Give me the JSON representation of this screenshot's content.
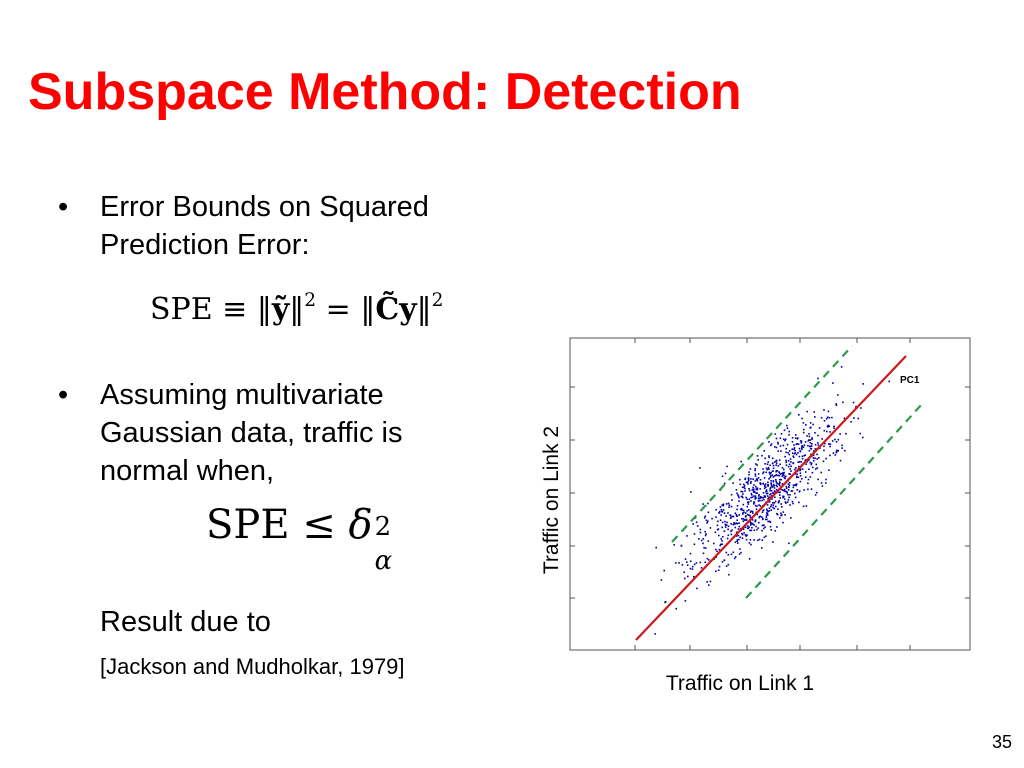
{
  "slide": {
    "title": "Subspace Method: Detection",
    "bullet_char": "•",
    "bullet1": [
      "Error Bounds on Squared",
      "Prediction Error:"
    ],
    "bullet2": [
      "Assuming multivariate",
      "Gaussian data, traffic is",
      "normal when,"
    ],
    "result_text": "Result due to",
    "reference": "[Jackson and Mudholkar, 1979]",
    "page_number": "35"
  },
  "chart_data": {
    "type": "scatter",
    "xlabel": "Traffic on Link 1",
    "ylabel": "Traffic on Link 2",
    "annotation": "PC1",
    "tick_labels": false,
    "series": [
      {
        "kind": "points",
        "color": "#0000aa"
      },
      {
        "kind": "principal-axis",
        "color": "#cc0000"
      },
      {
        "kind": "bounds",
        "color": "#2a9a4a",
        "dash": true
      }
    ]
  }
}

WHAT IS EXPECTED — An exact transcription of all the entries is required, without the pictures.

RESPONSE —
Give me the JSON representation of this screenshot's content.
{
  "slide": {
    "title": "Subspace Method: Detection",
    "bullet_char": "•",
    "bullet1": [
      "Error Bounds on Squared",
      "Prediction Error:"
    ],
    "bullet2": [
      "Assuming multivariate",
      "Gaussian data, traffic is",
      "normal when,"
    ],
    "result_text": "Result due to",
    "reference": "[Jackson and Mudholkar, 1979]",
    "page_number": "35"
  },
  "chart_data": {
    "type": "scatter",
    "xlabel": "Traffic on Link 1",
    "ylabel": "Traffic on Link 2",
    "annotation": "PC1",
    "tick_labels": false,
    "series": [
      {
        "kind": "points",
        "color": "#0000aa"
      },
      {
        "kind": "principal-axis",
        "color": "#cc0000"
      },
      {
        "kind": "bounds",
        "color": "#2a9a4a",
        "dash": true
      }
    ]
  }
}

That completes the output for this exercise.